[BEGIN]

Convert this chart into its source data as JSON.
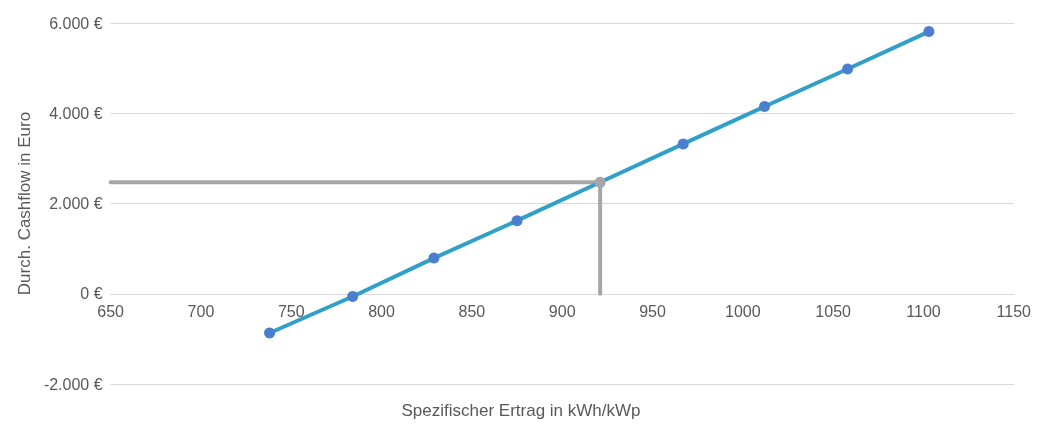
{
  "chart_data": {
    "type": "line",
    "xlabel": "Spezifischer Ertrag in kWh/kWp",
    "ylabel": "Durch. Cashflow in Euro",
    "xlim": [
      650,
      1150
    ],
    "xticks": [
      650,
      700,
      750,
      800,
      850,
      900,
      950,
      1000,
      1050,
      1100,
      1150
    ],
    "ylim": [
      -2000,
      6000
    ],
    "yticks": [
      {
        "value": -2000,
        "label": "-2.000 €"
      },
      {
        "value": 0,
        "label": "0 €"
      },
      {
        "value": 2000,
        "label": "2.000 €"
      },
      {
        "value": 4000,
        "label": "4.000 €"
      },
      {
        "value": 6000,
        "label": "6.000 €"
      }
    ],
    "grid": "y",
    "marker": "circle",
    "line_style": "solid",
    "series": [
      {
        "color": "#31a0c8",
        "colors": [
          "#4a7fd0",
          "#4a7fd0",
          "#4a7fd0",
          "#4a7fd0",
          "#a6a6a6",
          "#4a7fd0",
          "#4a7fd0",
          "#4a7fd0",
          "#4a7fd0"
        ],
        "x": [
          738,
          784,
          829,
          875,
          921,
          967,
          1012,
          1058,
          1103
        ],
        "values": [
          -870,
          -60,
          790,
          1620,
          2470,
          3320,
          4150,
          4980,
          5810
        ]
      },
      {
        "color": "#a6a6a6",
        "marker": "none",
        "x": [
          650,
          921,
          921
        ],
        "values": [
          2470,
          2470,
          0
        ]
      }
    ]
  }
}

[END]

Images should not appear in the copy; retype the listing above exactly.

Completed task:
Convert this chart into its source data as JSON.
{
  "chart_data": {
    "type": "line",
    "xlabel": "Spezifischer Ertrag in kWh/kWp",
    "ylabel": "Durch. Cashflow in Euro",
    "xlim": [
      650,
      1150
    ],
    "xticks": [
      650,
      700,
      750,
      800,
      850,
      900,
      950,
      1000,
      1050,
      1100,
      1150
    ],
    "ylim": [
      -2000,
      6000
    ],
    "yticks": [
      {
        "value": -2000,
        "label": "-2.000 €"
      },
      {
        "value": 0,
        "label": "0 €"
      },
      {
        "value": 2000,
        "label": "2.000 €"
      },
      {
        "value": 4000,
        "label": "4.000 €"
      },
      {
        "value": 6000,
        "label": "6.000 €"
      }
    ],
    "grid": "y",
    "marker": "circle",
    "line_style": "solid",
    "series": [
      {
        "color": "#31a0c8",
        "colors": [
          "#4a7fd0",
          "#4a7fd0",
          "#4a7fd0",
          "#4a7fd0",
          "#a6a6a6",
          "#4a7fd0",
          "#4a7fd0",
          "#4a7fd0",
          "#4a7fd0"
        ],
        "x": [
          738,
          784,
          829,
          875,
          921,
          967,
          1012,
          1058,
          1103
        ],
        "values": [
          -870,
          -60,
          790,
          1620,
          2470,
          3320,
          4150,
          4980,
          5810
        ]
      },
      {
        "color": "#a6a6a6",
        "marker": "none",
        "x": [
          650,
          921,
          921
        ],
        "values": [
          2470,
          2470,
          0
        ]
      }
    ]
  }
}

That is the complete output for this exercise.